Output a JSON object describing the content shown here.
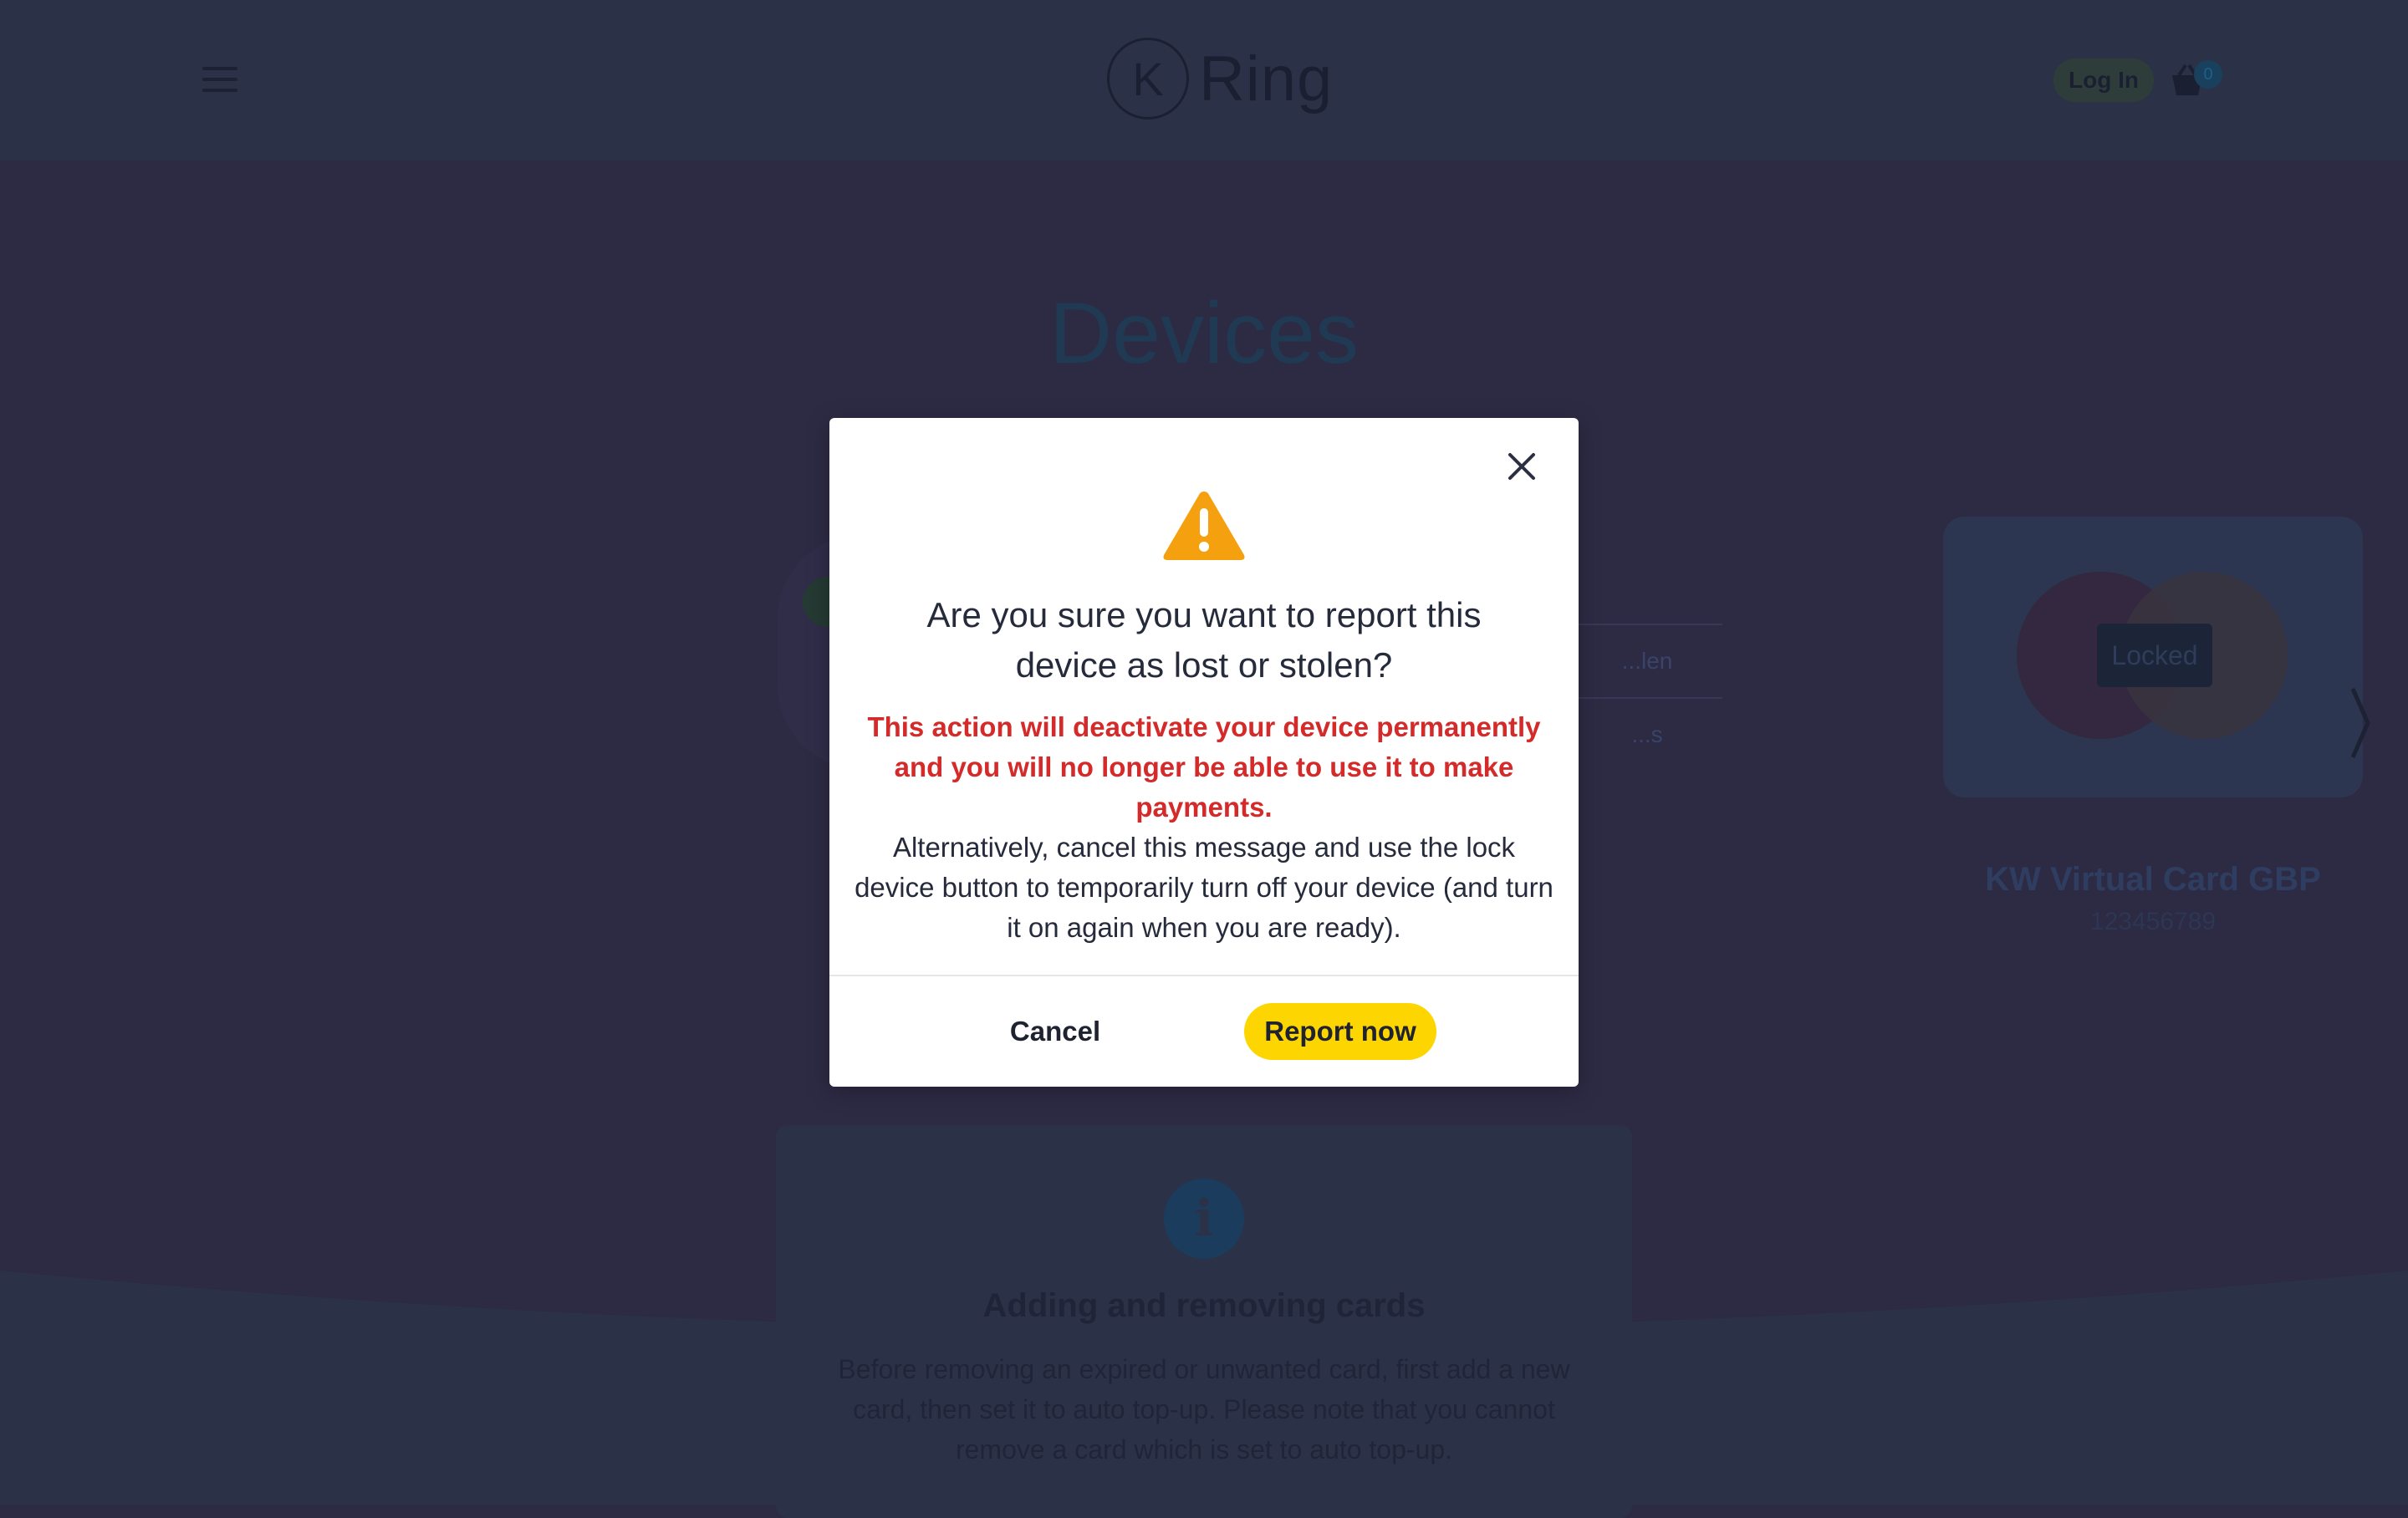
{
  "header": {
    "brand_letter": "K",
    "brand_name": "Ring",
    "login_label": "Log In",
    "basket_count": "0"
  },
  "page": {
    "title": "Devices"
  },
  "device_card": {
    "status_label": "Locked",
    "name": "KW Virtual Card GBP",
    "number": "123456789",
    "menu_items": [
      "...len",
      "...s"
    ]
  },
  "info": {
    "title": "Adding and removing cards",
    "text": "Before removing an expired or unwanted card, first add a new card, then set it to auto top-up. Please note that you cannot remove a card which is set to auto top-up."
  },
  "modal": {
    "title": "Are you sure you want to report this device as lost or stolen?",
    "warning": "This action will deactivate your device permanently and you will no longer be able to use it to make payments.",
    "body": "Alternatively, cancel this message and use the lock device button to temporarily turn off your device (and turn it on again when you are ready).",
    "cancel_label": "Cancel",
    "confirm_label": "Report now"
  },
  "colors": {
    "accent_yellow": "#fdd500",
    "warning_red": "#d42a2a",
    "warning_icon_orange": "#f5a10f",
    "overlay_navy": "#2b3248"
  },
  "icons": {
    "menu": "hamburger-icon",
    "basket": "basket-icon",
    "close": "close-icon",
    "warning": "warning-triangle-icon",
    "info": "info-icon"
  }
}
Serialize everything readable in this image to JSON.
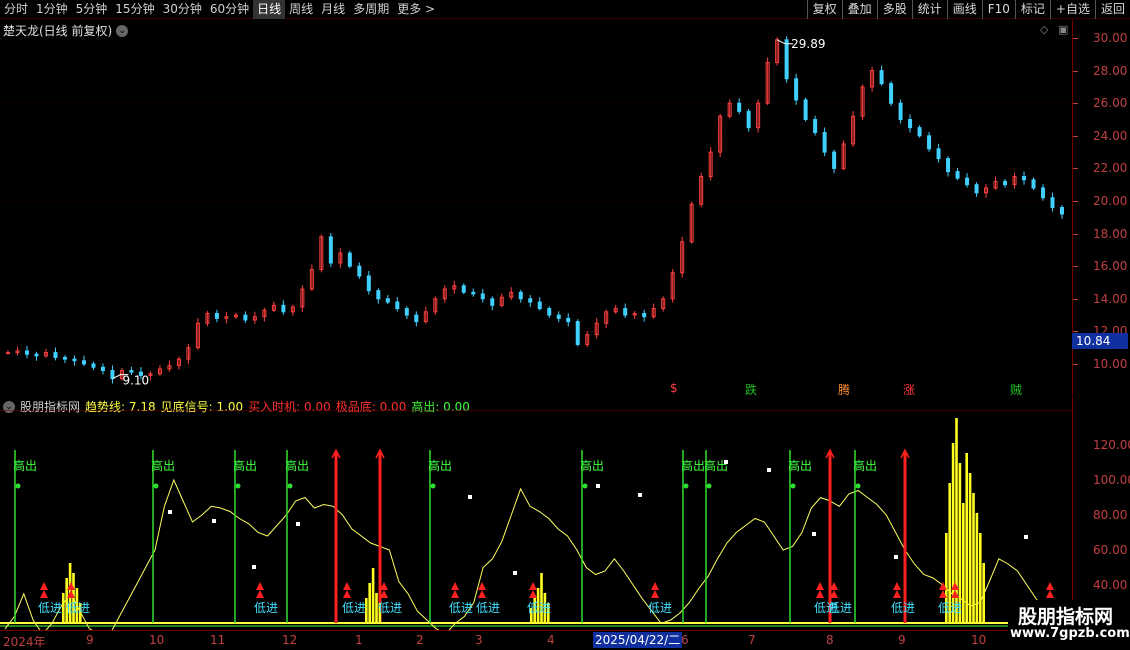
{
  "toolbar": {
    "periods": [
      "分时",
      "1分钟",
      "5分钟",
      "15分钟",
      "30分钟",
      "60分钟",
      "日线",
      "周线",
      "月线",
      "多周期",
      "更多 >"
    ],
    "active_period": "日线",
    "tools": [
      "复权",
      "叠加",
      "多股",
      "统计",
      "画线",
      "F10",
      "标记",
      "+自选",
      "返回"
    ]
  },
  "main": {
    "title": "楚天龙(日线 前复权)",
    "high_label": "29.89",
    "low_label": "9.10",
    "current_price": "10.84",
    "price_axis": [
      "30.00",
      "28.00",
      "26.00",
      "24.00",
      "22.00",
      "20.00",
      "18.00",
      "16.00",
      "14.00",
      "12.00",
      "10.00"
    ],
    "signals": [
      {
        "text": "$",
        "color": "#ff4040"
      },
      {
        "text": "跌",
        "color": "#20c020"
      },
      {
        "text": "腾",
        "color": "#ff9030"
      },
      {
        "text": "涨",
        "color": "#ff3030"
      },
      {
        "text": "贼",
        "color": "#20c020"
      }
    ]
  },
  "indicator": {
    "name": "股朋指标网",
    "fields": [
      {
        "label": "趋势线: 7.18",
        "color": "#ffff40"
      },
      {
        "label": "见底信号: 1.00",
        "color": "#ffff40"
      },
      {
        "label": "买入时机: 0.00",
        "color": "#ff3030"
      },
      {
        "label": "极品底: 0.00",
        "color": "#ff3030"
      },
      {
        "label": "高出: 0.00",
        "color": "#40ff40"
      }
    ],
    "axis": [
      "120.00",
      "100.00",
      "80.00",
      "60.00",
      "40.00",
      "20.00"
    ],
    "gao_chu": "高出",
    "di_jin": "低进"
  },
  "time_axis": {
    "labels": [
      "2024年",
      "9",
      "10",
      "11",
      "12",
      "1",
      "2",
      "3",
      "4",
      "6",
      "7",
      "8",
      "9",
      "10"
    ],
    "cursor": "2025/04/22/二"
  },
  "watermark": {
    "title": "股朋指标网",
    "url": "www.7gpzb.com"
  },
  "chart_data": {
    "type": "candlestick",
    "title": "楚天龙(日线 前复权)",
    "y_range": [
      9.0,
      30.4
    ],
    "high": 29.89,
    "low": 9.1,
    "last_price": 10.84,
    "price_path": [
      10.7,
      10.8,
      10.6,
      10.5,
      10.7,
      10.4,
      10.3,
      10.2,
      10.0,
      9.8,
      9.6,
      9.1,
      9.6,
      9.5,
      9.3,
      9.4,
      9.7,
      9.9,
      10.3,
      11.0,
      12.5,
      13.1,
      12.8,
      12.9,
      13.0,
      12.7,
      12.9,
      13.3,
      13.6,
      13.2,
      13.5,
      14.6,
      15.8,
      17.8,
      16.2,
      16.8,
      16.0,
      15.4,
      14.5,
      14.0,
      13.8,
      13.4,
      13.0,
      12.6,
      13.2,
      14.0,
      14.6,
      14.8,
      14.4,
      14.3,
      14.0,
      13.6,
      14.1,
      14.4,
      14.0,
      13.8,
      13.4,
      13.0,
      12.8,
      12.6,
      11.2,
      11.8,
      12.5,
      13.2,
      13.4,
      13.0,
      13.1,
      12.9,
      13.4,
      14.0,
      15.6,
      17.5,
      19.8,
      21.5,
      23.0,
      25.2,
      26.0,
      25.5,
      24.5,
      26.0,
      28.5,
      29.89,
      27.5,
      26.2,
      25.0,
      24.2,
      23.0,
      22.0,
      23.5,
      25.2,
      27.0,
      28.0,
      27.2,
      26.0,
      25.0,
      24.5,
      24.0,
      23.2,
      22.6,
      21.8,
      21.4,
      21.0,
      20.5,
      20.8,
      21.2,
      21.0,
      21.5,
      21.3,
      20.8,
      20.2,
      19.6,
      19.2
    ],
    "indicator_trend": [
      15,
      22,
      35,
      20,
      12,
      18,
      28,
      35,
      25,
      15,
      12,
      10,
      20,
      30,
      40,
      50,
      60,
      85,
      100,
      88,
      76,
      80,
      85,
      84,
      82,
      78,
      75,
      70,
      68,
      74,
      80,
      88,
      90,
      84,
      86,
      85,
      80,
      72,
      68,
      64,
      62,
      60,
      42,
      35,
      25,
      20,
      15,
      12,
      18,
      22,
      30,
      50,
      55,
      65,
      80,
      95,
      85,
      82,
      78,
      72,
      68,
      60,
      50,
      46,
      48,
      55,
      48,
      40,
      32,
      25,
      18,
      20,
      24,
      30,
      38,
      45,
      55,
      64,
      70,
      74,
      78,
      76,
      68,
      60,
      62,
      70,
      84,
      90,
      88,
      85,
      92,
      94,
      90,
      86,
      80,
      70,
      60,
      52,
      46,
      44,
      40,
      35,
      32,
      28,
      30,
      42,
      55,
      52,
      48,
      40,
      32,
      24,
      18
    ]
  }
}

_ _ _ _

Write out the material above once more, exactly as it reads, with no pictures.

__Final answer__.
Output a JSON object describing the content shown here.
{
  "header": {
    "brand_letter": "K",
    "brand_name": "Ring",
    "login_label": "Log In",
    "basket_count": "0"
  },
  "page": {
    "title": "Devices"
  },
  "device_card": {
    "status_label": "Locked",
    "name": "KW Virtual Card GBP",
    "number": "123456789",
    "menu_items": [
      "...len",
      "...s"
    ]
  },
  "info": {
    "title": "Adding and removing cards",
    "text": "Before removing an expired or unwanted card, first add a new card, then set it to auto top-up. Please note that you cannot remove a card which is set to auto top-up."
  },
  "modal": {
    "title": "Are you sure you want to report this device as lost or stolen?",
    "warning": "This action will deactivate your device permanently and you will no longer be able to use it to make payments.",
    "body": "Alternatively, cancel this message and use the lock device button to temporarily turn off your device (and turn it on again when you are ready).",
    "cancel_label": "Cancel",
    "confirm_label": "Report now"
  },
  "colors": {
    "accent_yellow": "#fdd500",
    "warning_red": "#d42a2a",
    "warning_icon_orange": "#f5a10f",
    "overlay_navy": "#2b3248"
  },
  "icons": {
    "menu": "hamburger-icon",
    "basket": "basket-icon",
    "close": "close-icon",
    "warning": "warning-triangle-icon",
    "info": "info-icon"
  }
}
Serialize everything readable in this image to JSON.
{
  "toolbar": {
    "periods": [
      "分时",
      "1分钟",
      "5分钟",
      "15分钟",
      "30分钟",
      "60分钟",
      "日线",
      "周线",
      "月线",
      "多周期",
      "更多 >"
    ],
    "active_period": "日线",
    "tools": [
      "复权",
      "叠加",
      "多股",
      "统计",
      "画线",
      "F10",
      "标记",
      "+自选",
      "返回"
    ]
  },
  "main": {
    "title": "楚天龙(日线 前复权)",
    "high_label": "29.89",
    "low_label": "9.10",
    "current_price": "10.84",
    "price_axis": [
      "30.00",
      "28.00",
      "26.00",
      "24.00",
      "22.00",
      "20.00",
      "18.00",
      "16.00",
      "14.00",
      "12.00",
      "10.00"
    ],
    "signals": [
      {
        "text": "$",
        "color": "#ff4040"
      },
      {
        "text": "跌",
        "color": "#20c020"
      },
      {
        "text": "腾",
        "color": "#ff9030"
      },
      {
        "text": "涨",
        "color": "#ff3030"
      },
      {
        "text": "贼",
        "color": "#20c020"
      }
    ]
  },
  "indicator": {
    "name": "股朋指标网",
    "fields": [
      {
        "label": "趋势线: 7.18",
        "color": "#ffff40"
      },
      {
        "label": "见底信号: 1.00",
        "color": "#ffff40"
      },
      {
        "label": "买入时机: 0.00",
        "color": "#ff3030"
      },
      {
        "label": "极品底: 0.00",
        "color": "#ff3030"
      },
      {
        "label": "高出: 0.00",
        "color": "#40ff40"
      }
    ],
    "axis": [
      "120.00",
      "100.00",
      "80.00",
      "60.00",
      "40.00",
      "20.00"
    ],
    "gao_chu": "高出",
    "di_jin": "低进"
  },
  "time_axis": {
    "labels": [
      "2024年",
      "9",
      "10",
      "11",
      "12",
      "1",
      "2",
      "3",
      "4",
      "6",
      "7",
      "8",
      "9",
      "10"
    ],
    "cursor": "2025/04/22/二"
  },
  "watermark": {
    "title": "股朋指标网",
    "url": "www.7gpzb.com"
  },
  "chart_data": {
    "type": "candlestick",
    "title": "楚天龙(日线 前复权)",
    "y_range": [
      9.0,
      30.4
    ],
    "high": 29.89,
    "low": 9.1,
    "last_price": 10.84,
    "price_path": [
      10.7,
      10.8,
      10.6,
      10.5,
      10.7,
      10.4,
      10.3,
      10.2,
      10.0,
      9.8,
      9.6,
      9.1,
      9.6,
      9.5,
      9.3,
      9.4,
      9.7,
      9.9,
      10.3,
      11.0,
      12.5,
      13.1,
      12.8,
      12.9,
      13.0,
      12.7,
      12.9,
      13.3,
      13.6,
      13.2,
      13.5,
      14.6,
      15.8,
      17.8,
      16.2,
      16.8,
      16.0,
      15.4,
      14.5,
      14.0,
      13.8,
      13.4,
      13.0,
      12.6,
      13.2,
      14.0,
      14.6,
      14.8,
      14.4,
      14.3,
      14.0,
      13.6,
      14.1,
      14.4,
      14.0,
      13.8,
      13.4,
      13.0,
      12.8,
      12.6,
      11.2,
      11.8,
      12.5,
      13.2,
      13.4,
      13.0,
      13.1,
      12.9,
      13.4,
      14.0,
      15.6,
      17.5,
      19.8,
      21.5,
      23.0,
      25.2,
      26.0,
      25.5,
      24.5,
      26.0,
      28.5,
      29.89,
      27.5,
      26.2,
      25.0,
      24.2,
      23.0,
      22.0,
      23.5,
      25.2,
      27.0,
      28.0,
      27.2,
      26.0,
      25.0,
      24.5,
      24.0,
      23.2,
      22.6,
      21.8,
      21.4,
      21.0,
      20.5,
      20.8,
      21.2,
      21.0,
      21.5,
      21.3,
      20.8,
      20.2,
      19.6,
      19.2
    ],
    "indicator_trend": [
      15,
      22,
      35,
      20,
      12,
      18,
      28,
      35,
      25,
      15,
      12,
      10,
      20,
      30,
      40,
      50,
      60,
      85,
      100,
      88,
      76,
      80,
      85,
      84,
      82,
      78,
      75,
      70,
      68,
      74,
      80,
      88,
      90,
      84,
      86,
      85,
      80,
      72,
      68,
      64,
      62,
      60,
      42,
      35,
      25,
      20,
      15,
      12,
      18,
      22,
      30,
      50,
      55,
      65,
      80,
      95,
      85,
      82,
      78,
      72,
      68,
      60,
      50,
      46,
      48,
      55,
      48,
      40,
      32,
      25,
      18,
      20,
      24,
      30,
      38,
      45,
      55,
      64,
      70,
      74,
      78,
      76,
      68,
      60,
      62,
      70,
      84,
      90,
      88,
      85,
      92,
      94,
      90,
      86,
      80,
      70,
      60,
      52,
      46,
      44,
      40,
      35,
      32,
      28,
      30,
      42,
      55,
      52,
      48,
      40,
      32,
      24,
      18
    ]
  }
}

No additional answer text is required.